**Description of the task:** Give the data a second time, exactly and in full.

**Supplied material:**

□ □ □ □ □

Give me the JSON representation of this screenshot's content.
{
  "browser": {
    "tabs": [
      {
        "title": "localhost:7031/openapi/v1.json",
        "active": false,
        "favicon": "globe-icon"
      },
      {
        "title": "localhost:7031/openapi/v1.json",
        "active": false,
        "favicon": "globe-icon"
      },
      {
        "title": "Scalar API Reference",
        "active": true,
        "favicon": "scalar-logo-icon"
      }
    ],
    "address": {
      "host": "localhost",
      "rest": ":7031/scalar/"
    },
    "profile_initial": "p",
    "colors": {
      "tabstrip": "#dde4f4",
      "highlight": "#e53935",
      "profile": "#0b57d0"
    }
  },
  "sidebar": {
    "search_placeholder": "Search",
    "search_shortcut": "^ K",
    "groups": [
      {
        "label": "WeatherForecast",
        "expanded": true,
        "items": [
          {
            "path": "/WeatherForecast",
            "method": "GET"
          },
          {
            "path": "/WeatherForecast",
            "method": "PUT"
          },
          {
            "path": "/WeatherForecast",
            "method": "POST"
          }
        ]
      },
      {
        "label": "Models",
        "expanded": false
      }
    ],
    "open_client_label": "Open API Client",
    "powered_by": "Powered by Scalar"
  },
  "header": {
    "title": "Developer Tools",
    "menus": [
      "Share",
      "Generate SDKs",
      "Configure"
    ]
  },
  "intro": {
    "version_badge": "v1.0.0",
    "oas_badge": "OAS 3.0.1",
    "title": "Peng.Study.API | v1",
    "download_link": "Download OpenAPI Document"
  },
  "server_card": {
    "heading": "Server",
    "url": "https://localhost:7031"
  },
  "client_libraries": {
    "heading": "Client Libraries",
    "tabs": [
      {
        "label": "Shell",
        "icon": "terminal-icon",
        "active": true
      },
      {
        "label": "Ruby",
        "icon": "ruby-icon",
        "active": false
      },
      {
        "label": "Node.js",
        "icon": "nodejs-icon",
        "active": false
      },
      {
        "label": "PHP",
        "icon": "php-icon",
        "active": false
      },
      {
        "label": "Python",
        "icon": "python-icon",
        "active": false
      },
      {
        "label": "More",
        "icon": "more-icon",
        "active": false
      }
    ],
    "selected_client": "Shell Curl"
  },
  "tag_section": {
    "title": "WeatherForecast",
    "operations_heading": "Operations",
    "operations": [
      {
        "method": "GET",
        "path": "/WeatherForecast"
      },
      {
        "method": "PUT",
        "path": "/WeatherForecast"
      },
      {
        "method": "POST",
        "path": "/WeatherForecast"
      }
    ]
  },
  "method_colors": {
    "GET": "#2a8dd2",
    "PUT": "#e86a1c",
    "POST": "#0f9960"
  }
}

□ □ □ □ □

**The completed task:**
Give me the JSON representation of this screenshot's content.
{
  "browser": {
    "tabs": [
      {
        "title": "localhost:7031/openapi/v1.json",
        "active": false,
        "favicon": "globe-icon"
      },
      {
        "title": "localhost:7031/openapi/v1.json",
        "active": false,
        "favicon": "globe-icon"
      },
      {
        "title": "Scalar API Reference",
        "active": true,
        "favicon": "scalar-logo-icon"
      }
    ],
    "address": {
      "host": "localhost",
      "rest": ":7031/scalar/"
    },
    "profile_initial": "p",
    "colors": {
      "tabstrip": "#dde4f4",
      "highlight": "#e53935",
      "profile": "#0b57d0"
    }
  },
  "sidebar": {
    "search_placeholder": "Search",
    "search_shortcut": "^ K",
    "groups": [
      {
        "label": "WeatherForecast",
        "expanded": true,
        "items": [
          {
            "path": "/WeatherForecast",
            "method": "GET"
          },
          {
            "path": "/WeatherForecast",
            "method": "PUT"
          },
          {
            "path": "/WeatherForecast",
            "method": "POST"
          }
        ]
      },
      {
        "label": "Models",
        "expanded": false
      }
    ],
    "open_client_label": "Open API Client",
    "powered_by": "Powered by Scalar"
  },
  "header": {
    "title": "Developer Tools",
    "menus": [
      "Share",
      "Generate SDKs",
      "Configure"
    ]
  },
  "intro": {
    "version_badge": "v1.0.0",
    "oas_badge": "OAS 3.0.1",
    "title": "Peng.Study.API | v1",
    "download_link": "Download OpenAPI Document"
  },
  "server_card": {
    "heading": "Server",
    "url": "https://localhost:7031"
  },
  "client_libraries": {
    "heading": "Client Libraries",
    "tabs": [
      {
        "label": "Shell",
        "icon": "terminal-icon",
        "active": true
      },
      {
        "label": "Ruby",
        "icon": "ruby-icon",
        "active": false
      },
      {
        "label": "Node.js",
        "icon": "nodejs-icon",
        "active": false
      },
      {
        "label": "PHP",
        "icon": "php-icon",
        "active": false
      },
      {
        "label": "Python",
        "icon": "python-icon",
        "active": false
      },
      {
        "label": "More",
        "icon": "more-icon",
        "active": false
      }
    ],
    "selected_client": "Shell Curl"
  },
  "tag_section": {
    "title": "WeatherForecast",
    "operations_heading": "Operations",
    "operations": [
      {
        "method": "GET",
        "path": "/WeatherForecast"
      },
      {
        "method": "PUT",
        "path": "/WeatherForecast"
      },
      {
        "method": "POST",
        "path": "/WeatherForecast"
      }
    ]
  },
  "method_colors": {
    "GET": "#2a8dd2",
    "PUT": "#e86a1c",
    "POST": "#0f9960"
  }
}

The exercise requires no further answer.